Stored entries
• • • • •

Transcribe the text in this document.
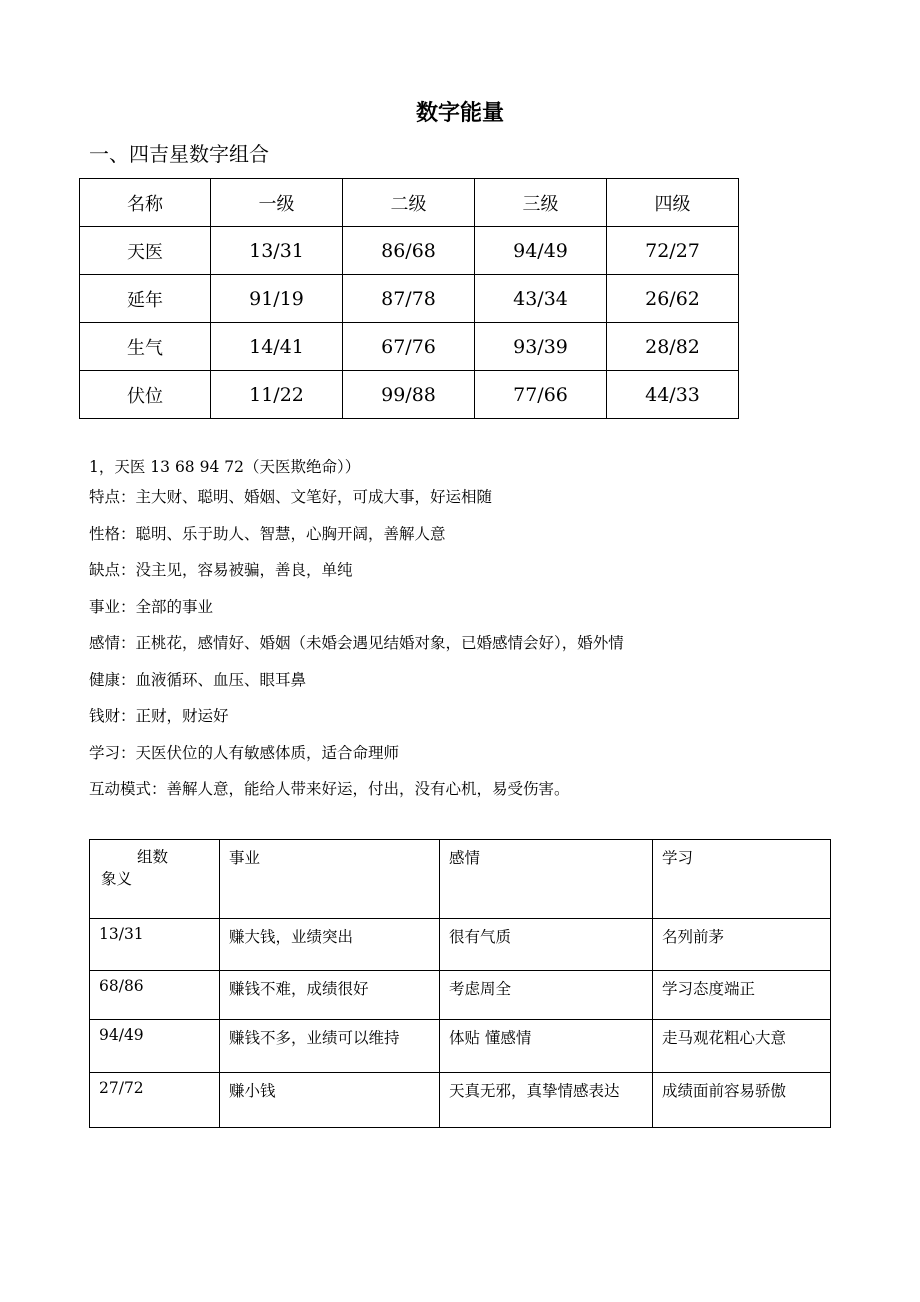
数字能量
一、四吉星数字组合
名称	一级	二级	三级	四级
天医	13/31	86/68	94/49	72/27
延年	91/19	87/78	43/34	26/62
生气	14/41	67/76	93/39	28/82
伏位	11/22	99/88	77/66	44/33
1，天医 13 68 94 72（天医欺绝命））
特点：主大财、聪明、婚姻、文笔好，可成大事，好运相随
性格：聪明、乐于助人、智慧，心胸开阔，善解人意
缺点：没主见，容易被骗，善良，单纯
事业：全部的事业
感情：正桃花，感情好、婚姻（未婚会遇见结婚对象，已婚感情会好），婚外情
健康：血液循环、血压、眼耳鼻
钱财：正财，财运好
学习：天医伏位的人有敏感体质，适合命理师
互动模式：善解人意，能给人带来好运，付出，没有心机，易受伤害。
组数
象义	事业	感情	学习
13/31	赚大钱，业绩突出	很有气质	名列前茅
68/86	赚钱不难，成绩很好	考虑周全	学习态度端正
94/49	赚钱不多，业绩可以维持	体贴 懂感情	走马观花粗心大意
27/72	赚小钱	天真无邪，真挚情感表达	成绩面前容易骄傲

• • • • •

■ **EXERCISE INSTRUCTIONS**:
Return each line of the data, keeping its wording exact and omitting pictures.

■ **TASK RESULT**:
Transcribe the text in this document.
数字能量
一、四吉星数字组合
名称	一级	二级	三级	四级
天医	13/31	86/68	94/49	72/27
延年	91/19	87/78	43/34	26/62
生气	14/41	67/76	93/39	28/82
伏位	11/22	99/88	77/66	44/33
1，天医 13 68 94 72（天医欺绝命））
特点：主大财、聪明、婚姻、文笔好，可成大事，好运相随
性格：聪明、乐于助人、智慧，心胸开阔，善解人意
缺点：没主见，容易被骗，善良，单纯
事业：全部的事业
感情：正桃花，感情好、婚姻（未婚会遇见结婚对象，已婚感情会好），婚外情
健康：血液循环、血压、眼耳鼻
钱财：正财，财运好
学习：天医伏位的人有敏感体质，适合命理师
互动模式：善解人意，能给人带来好运，付出，没有心机，易受伤害。
组数
象义	事业	感情	学习
13/31	赚大钱，业绩突出	很有气质	名列前茅
68/86	赚钱不难，成绩很好	考虑周全	学习态度端正
94/49	赚钱不多，业绩可以维持	体贴 懂感情	走马观花粗心大意
27/72	赚小钱	天真无邪，真挚情感表达	成绩面前容易骄傲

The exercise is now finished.